**Data items:**
***
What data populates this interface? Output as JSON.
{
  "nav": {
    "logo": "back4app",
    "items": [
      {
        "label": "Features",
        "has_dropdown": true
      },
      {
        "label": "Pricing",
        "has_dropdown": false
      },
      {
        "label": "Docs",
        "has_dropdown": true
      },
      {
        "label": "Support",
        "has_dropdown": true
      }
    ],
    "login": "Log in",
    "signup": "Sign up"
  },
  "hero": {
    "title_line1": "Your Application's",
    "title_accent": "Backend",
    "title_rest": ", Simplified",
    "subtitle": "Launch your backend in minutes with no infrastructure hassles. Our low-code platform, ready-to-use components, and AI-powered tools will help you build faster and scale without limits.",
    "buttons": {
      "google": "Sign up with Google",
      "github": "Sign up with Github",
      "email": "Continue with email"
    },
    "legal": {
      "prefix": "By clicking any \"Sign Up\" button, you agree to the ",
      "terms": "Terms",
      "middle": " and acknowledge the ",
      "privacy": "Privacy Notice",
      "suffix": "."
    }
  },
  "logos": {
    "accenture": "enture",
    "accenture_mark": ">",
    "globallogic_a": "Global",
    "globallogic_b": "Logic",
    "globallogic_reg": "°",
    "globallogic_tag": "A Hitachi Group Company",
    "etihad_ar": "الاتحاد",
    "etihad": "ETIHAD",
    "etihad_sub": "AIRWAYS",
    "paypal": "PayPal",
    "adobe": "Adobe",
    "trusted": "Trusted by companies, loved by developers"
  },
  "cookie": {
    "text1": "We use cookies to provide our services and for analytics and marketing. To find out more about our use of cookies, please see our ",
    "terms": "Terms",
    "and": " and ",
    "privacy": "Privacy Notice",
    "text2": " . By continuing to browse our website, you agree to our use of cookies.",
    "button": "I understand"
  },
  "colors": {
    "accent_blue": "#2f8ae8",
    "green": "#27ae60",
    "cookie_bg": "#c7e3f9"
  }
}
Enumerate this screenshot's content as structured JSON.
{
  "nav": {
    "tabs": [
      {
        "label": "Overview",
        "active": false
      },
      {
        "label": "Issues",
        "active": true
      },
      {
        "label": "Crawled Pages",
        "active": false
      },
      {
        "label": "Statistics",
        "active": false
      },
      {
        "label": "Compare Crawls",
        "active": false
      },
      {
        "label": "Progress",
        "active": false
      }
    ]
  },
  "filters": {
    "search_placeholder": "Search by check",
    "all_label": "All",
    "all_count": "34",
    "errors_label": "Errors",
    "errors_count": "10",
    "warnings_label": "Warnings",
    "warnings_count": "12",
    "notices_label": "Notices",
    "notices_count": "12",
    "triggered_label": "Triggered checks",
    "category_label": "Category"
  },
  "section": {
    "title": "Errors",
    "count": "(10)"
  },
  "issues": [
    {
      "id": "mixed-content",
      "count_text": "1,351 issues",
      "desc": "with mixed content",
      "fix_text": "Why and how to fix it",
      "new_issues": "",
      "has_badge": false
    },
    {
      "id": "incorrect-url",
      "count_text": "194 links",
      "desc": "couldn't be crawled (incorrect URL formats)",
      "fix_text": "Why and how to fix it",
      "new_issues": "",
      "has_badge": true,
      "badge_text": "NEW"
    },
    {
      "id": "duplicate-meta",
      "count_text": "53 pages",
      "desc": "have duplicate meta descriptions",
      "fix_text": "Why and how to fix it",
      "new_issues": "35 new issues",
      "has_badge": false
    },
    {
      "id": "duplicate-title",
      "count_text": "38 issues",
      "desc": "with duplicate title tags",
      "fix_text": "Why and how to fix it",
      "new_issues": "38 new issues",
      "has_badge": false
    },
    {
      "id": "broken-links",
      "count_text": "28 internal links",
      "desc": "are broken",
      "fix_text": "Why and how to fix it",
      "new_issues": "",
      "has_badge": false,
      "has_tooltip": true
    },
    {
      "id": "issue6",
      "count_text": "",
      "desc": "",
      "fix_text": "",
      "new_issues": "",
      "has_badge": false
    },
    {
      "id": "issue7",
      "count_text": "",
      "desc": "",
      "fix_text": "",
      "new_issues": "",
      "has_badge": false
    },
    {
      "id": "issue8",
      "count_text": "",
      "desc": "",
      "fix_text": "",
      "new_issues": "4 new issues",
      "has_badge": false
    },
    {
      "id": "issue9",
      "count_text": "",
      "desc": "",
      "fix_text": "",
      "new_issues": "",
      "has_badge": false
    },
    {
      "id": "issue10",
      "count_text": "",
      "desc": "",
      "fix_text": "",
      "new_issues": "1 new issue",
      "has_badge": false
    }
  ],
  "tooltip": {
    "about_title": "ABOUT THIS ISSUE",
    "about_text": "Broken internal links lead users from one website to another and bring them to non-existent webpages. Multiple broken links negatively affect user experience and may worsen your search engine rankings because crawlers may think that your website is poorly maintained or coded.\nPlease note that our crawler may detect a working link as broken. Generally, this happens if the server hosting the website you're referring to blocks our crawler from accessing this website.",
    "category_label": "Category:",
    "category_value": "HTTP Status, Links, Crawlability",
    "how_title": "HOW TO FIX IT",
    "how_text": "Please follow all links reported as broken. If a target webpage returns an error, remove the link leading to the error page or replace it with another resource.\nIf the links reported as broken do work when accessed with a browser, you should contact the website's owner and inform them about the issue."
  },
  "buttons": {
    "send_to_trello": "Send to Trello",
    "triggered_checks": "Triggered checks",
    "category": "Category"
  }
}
***
**Set problem:** Your task is to gather every line with the word "incorrect" and copy it.

**Finished answer:**
      "id": "incorrect-url",
      "desc": "couldn't be crawled (incorrect URL formats)",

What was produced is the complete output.